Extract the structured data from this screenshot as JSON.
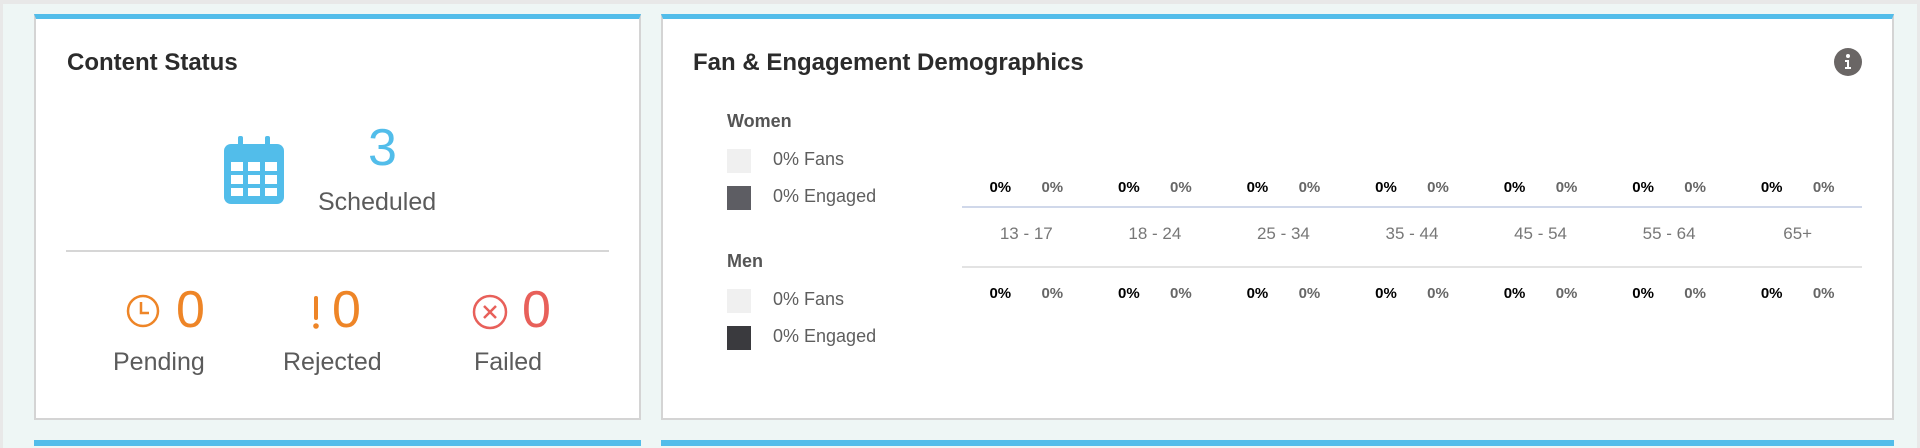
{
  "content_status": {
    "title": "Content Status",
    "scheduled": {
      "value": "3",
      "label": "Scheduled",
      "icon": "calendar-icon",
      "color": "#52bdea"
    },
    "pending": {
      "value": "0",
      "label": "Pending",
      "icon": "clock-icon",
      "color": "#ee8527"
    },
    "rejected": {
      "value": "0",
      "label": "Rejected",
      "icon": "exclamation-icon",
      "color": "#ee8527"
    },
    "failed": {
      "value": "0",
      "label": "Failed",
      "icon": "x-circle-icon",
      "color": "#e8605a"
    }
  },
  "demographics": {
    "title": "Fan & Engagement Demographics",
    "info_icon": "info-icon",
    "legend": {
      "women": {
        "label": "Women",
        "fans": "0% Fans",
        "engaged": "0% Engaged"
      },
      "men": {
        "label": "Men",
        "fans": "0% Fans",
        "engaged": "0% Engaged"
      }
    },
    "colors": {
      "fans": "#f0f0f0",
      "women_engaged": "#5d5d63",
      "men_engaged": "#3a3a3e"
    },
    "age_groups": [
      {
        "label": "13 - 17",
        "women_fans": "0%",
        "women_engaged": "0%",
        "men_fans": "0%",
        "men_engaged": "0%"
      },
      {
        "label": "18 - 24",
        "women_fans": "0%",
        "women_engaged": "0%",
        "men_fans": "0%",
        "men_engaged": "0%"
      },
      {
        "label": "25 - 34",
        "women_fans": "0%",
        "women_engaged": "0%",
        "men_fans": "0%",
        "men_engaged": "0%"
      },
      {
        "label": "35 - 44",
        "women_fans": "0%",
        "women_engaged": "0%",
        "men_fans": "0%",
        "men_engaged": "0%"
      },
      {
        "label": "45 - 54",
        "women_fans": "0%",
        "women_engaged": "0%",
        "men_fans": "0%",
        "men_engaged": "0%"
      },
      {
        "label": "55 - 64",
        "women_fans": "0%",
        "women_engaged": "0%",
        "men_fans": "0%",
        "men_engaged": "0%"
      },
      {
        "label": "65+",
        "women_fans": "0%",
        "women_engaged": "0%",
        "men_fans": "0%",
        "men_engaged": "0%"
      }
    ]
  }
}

============================================================

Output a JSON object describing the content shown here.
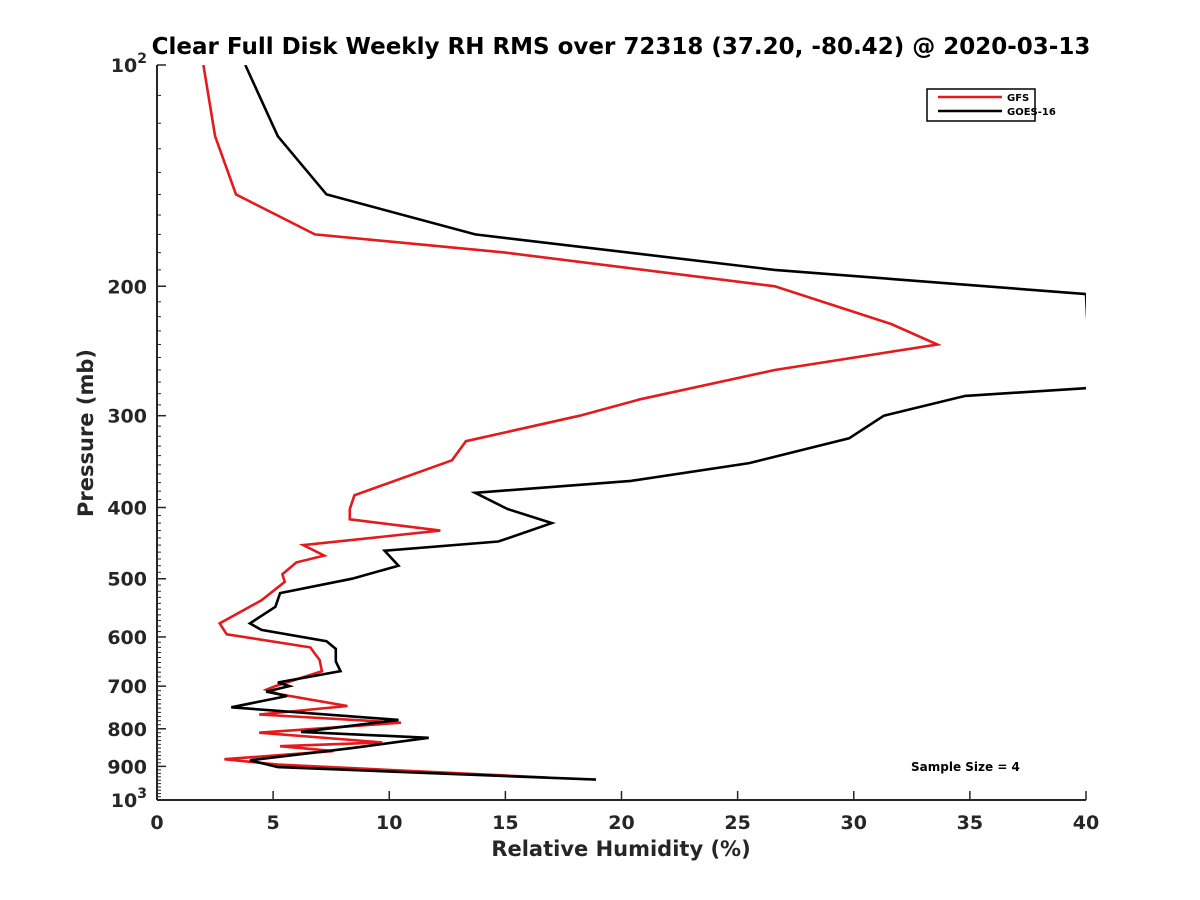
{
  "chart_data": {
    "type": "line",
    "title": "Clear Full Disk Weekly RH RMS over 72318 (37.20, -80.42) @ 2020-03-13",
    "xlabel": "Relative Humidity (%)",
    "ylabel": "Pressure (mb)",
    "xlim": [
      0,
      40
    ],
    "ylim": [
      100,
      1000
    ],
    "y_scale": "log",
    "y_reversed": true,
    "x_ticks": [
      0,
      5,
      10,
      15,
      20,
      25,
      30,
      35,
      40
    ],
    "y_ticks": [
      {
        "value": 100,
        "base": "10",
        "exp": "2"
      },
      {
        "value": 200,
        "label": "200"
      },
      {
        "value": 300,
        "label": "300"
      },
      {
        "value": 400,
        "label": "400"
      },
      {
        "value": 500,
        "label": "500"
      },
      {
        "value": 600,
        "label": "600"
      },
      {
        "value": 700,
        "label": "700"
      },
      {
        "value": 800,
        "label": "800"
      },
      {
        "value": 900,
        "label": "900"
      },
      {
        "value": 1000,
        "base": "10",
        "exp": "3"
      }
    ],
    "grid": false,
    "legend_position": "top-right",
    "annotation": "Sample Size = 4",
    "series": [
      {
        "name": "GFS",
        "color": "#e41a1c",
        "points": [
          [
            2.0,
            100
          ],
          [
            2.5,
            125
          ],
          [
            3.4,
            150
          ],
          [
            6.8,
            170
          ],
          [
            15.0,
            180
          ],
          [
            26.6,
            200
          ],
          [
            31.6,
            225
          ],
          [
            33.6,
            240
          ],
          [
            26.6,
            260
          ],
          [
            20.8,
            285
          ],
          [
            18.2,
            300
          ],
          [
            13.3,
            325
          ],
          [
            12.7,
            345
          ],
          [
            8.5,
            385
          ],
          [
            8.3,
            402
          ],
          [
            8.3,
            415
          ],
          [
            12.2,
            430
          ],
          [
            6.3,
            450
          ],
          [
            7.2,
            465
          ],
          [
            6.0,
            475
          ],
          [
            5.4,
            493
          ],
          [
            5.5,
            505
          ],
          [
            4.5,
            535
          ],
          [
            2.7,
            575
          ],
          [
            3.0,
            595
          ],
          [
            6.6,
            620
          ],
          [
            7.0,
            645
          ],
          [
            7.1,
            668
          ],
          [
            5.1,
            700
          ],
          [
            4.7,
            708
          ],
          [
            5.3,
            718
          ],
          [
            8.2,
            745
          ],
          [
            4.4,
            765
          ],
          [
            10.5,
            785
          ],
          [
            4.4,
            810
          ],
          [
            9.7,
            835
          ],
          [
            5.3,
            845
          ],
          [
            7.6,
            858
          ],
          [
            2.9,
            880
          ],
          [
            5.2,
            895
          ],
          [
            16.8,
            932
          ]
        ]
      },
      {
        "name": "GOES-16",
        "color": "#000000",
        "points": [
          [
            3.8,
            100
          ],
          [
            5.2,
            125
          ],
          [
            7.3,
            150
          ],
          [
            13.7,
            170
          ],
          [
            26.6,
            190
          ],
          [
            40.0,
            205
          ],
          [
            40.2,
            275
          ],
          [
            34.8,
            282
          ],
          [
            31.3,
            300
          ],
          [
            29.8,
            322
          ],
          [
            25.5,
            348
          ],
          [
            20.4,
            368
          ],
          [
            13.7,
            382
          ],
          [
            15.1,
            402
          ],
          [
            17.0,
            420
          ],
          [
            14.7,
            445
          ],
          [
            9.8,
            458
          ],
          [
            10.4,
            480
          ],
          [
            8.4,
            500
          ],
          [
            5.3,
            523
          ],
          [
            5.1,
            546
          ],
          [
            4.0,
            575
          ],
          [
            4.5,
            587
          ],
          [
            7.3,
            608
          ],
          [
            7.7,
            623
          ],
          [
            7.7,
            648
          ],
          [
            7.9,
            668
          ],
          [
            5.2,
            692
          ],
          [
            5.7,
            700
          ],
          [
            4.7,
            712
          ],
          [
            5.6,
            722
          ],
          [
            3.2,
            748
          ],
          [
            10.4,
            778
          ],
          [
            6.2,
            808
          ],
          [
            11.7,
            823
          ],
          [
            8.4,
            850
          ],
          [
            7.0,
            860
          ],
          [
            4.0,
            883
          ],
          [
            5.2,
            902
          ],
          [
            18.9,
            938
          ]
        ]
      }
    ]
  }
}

============================================================

** Written instruction **
Show all lines above holding "icon".

** Solution for this problem **
      "icon": "calendar-icon",
      "icon": "clock-icon",
      "icon": "exclamation-icon",
      "icon": "x-circle-icon",
    "info_icon": "info-icon",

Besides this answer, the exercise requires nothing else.